(Data items)
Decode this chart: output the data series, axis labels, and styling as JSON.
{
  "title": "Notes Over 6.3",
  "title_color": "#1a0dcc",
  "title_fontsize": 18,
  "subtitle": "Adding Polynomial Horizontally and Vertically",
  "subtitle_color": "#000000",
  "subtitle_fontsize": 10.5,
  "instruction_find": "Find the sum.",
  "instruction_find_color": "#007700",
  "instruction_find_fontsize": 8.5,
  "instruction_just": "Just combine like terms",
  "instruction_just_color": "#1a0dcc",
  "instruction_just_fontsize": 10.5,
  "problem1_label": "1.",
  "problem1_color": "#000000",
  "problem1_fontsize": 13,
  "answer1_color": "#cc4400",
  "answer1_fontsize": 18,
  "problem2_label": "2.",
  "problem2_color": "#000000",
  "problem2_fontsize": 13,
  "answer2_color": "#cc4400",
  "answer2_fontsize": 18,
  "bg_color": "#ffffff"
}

▶ **WHAT YOU ARE ASKED TO DO**: Exactly reproduce every record.

▶ **RIGHT ANSWER**:
Decode this chart: output the data series, axis labels, and styling as JSON.
{
  "title": "Notes Over 6.3",
  "title_color": "#1a0dcc",
  "title_fontsize": 18,
  "subtitle": "Adding Polynomial Horizontally and Vertically",
  "subtitle_color": "#000000",
  "subtitle_fontsize": 10.5,
  "instruction_find": "Find the sum.",
  "instruction_find_color": "#007700",
  "instruction_find_fontsize": 8.5,
  "instruction_just": "Just combine like terms",
  "instruction_just_color": "#1a0dcc",
  "instruction_just_fontsize": 10.5,
  "problem1_label": "1.",
  "problem1_color": "#000000",
  "problem1_fontsize": 13,
  "answer1_color": "#cc4400",
  "answer1_fontsize": 18,
  "problem2_label": "2.",
  "problem2_color": "#000000",
  "problem2_fontsize": 13,
  "answer2_color": "#cc4400",
  "answer2_fontsize": 18,
  "bg_color": "#ffffff"
}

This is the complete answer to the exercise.